— START Extracted records —

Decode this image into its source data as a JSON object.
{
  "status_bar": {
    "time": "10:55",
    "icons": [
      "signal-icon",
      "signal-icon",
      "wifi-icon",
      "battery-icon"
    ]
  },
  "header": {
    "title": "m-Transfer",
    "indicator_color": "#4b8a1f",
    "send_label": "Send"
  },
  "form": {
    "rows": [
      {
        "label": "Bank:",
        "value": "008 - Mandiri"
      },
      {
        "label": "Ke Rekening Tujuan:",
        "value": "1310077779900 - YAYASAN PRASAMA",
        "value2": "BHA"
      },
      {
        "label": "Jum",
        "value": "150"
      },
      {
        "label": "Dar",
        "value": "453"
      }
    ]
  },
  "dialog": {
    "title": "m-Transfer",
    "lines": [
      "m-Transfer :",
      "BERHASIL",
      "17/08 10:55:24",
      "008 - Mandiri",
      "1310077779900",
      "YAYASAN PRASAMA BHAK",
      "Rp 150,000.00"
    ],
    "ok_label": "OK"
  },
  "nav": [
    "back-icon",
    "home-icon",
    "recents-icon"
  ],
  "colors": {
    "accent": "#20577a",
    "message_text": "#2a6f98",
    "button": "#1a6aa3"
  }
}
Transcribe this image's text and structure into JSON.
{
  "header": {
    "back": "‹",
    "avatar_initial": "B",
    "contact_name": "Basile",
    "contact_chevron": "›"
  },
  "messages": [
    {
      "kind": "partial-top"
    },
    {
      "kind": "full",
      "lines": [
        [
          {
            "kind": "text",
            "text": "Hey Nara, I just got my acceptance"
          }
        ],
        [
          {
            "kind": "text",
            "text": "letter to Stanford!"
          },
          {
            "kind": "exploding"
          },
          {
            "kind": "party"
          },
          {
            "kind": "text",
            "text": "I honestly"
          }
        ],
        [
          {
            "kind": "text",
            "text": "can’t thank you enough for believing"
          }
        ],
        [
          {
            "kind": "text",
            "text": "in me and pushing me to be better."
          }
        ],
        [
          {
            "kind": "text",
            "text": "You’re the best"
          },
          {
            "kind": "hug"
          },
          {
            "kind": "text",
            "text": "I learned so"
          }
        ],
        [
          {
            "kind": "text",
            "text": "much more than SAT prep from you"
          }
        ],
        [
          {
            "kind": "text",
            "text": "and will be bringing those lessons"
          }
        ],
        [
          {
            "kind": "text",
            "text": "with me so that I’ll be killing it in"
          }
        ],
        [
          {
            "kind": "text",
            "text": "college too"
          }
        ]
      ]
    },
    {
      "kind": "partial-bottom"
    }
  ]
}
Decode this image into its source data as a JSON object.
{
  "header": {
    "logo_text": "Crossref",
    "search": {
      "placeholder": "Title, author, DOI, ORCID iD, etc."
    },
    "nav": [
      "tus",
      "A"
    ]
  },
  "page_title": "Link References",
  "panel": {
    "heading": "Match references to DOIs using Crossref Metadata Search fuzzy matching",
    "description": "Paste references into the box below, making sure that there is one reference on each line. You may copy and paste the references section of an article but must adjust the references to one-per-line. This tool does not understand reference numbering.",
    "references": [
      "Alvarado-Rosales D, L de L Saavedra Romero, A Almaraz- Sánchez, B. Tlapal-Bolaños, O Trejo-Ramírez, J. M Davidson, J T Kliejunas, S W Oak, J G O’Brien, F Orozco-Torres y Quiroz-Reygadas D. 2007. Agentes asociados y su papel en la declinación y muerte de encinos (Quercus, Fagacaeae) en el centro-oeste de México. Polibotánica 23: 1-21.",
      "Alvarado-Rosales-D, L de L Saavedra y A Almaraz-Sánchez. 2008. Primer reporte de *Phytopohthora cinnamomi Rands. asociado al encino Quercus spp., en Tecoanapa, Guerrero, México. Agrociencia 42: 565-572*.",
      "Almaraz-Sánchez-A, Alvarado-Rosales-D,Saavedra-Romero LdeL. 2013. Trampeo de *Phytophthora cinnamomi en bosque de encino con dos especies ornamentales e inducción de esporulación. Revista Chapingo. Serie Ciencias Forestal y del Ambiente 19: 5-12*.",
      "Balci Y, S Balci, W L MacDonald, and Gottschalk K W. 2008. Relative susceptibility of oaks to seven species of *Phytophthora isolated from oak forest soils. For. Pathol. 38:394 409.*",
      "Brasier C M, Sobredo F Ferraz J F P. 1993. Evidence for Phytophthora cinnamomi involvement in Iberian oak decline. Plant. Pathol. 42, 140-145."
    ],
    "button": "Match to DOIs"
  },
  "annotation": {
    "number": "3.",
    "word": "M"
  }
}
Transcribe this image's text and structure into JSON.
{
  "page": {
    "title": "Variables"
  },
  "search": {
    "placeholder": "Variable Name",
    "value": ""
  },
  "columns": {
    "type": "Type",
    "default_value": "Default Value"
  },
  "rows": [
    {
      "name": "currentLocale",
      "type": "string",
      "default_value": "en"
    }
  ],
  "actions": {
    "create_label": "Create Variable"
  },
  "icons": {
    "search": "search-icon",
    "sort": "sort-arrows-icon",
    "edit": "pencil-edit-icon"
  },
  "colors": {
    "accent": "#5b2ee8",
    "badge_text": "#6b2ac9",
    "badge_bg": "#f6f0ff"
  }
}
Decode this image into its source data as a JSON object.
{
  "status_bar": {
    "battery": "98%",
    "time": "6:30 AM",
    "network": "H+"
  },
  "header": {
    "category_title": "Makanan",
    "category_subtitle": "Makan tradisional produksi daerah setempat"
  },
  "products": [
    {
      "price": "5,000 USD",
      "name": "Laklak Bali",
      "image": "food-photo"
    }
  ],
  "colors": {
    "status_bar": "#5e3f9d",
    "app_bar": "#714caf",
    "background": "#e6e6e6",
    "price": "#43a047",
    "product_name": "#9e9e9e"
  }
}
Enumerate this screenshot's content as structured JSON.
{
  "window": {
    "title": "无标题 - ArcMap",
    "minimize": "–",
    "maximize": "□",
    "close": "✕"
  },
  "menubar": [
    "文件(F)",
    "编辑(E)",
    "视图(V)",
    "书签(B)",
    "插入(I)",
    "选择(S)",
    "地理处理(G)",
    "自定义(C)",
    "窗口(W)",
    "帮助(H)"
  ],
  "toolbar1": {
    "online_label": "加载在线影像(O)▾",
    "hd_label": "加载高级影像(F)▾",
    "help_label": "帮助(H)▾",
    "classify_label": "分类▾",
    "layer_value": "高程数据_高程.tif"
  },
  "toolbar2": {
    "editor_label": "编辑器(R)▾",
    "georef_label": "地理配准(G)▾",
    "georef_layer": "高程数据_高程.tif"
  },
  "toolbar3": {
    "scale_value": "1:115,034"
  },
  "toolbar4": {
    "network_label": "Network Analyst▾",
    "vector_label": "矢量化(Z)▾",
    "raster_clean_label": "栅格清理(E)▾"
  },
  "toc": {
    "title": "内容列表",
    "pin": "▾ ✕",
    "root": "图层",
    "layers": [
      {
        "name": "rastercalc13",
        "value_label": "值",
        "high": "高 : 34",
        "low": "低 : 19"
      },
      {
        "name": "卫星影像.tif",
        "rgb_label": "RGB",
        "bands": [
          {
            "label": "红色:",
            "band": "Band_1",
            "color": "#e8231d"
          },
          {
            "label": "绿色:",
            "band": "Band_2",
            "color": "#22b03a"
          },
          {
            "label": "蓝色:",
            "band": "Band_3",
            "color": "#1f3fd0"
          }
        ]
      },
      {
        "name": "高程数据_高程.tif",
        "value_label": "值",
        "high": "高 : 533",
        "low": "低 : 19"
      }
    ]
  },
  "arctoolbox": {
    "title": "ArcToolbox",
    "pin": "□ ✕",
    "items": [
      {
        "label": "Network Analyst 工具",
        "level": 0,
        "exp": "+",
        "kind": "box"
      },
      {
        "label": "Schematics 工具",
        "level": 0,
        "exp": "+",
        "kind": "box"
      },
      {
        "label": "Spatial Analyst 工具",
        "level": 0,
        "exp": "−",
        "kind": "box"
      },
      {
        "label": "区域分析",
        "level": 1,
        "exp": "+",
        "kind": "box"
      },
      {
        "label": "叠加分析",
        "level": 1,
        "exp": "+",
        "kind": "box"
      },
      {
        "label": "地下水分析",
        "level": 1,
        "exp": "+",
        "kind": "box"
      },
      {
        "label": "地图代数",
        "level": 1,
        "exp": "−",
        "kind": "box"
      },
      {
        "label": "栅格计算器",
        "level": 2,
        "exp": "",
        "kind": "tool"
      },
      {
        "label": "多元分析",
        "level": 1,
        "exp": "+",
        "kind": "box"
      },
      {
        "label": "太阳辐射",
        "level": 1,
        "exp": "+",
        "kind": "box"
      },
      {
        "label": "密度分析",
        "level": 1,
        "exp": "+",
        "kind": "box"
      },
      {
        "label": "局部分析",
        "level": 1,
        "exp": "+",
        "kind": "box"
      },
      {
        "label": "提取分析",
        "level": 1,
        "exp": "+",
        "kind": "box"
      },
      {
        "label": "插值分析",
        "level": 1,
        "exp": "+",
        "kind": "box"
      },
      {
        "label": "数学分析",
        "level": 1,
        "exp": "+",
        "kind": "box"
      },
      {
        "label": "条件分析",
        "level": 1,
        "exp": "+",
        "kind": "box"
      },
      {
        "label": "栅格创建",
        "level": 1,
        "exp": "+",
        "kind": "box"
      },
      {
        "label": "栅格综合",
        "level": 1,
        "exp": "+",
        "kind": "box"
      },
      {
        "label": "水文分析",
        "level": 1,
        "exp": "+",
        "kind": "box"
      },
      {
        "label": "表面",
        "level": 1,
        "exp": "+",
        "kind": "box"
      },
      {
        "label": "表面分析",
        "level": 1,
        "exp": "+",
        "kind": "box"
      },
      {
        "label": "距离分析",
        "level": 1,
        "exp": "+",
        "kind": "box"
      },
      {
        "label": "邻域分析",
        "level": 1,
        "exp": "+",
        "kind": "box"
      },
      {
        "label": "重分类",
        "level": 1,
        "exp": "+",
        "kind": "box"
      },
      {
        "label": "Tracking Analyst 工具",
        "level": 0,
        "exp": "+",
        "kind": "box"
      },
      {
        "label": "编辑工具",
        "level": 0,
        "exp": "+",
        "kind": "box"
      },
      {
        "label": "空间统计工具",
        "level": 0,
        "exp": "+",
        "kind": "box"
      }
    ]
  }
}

— END Extracted records —

What you have to do: Gather every line from the entries above where the word "Alvarado" appears, and copy them.

Response for this exercise:
      "Alvarado-Rosales D, L de L Saavedra Romero, A Almaraz- Sánchez, B. Tlapal-Bolaños, O Trejo-Ramírez, J. M Davidson, J T Kliejunas, S W Oak, J G O’Brien, F Orozco-Torres y Quiroz-Reygadas D. 2007. Agentes asociados y su papel en la declinación y muerte de encinos (Quercus, Fagacaeae) en el centro-oeste de México. Polibotánica 23: 1-21.",
      "Alvarado-Rosales-D, L de L Saavedra y A Almaraz-Sánchez. 2008. Primer reporte de *Phytopohthora cinnamomi Rands. asociado al encino Quercus spp., en Tecoanapa, Guerrero, México. Agrociencia 42: 565-572*.",
      "Almaraz-Sánchez-A, Alvarado-Rosales-D,Saavedra-Romero LdeL. 2013. Trampeo de *Phytophthora cinnamomi en bosque de encino con dos especies ornamentales e inducción de esporulación. Revista Chapingo. Serie Ciencias Forestal y del Ambiente 19: 5-12*.",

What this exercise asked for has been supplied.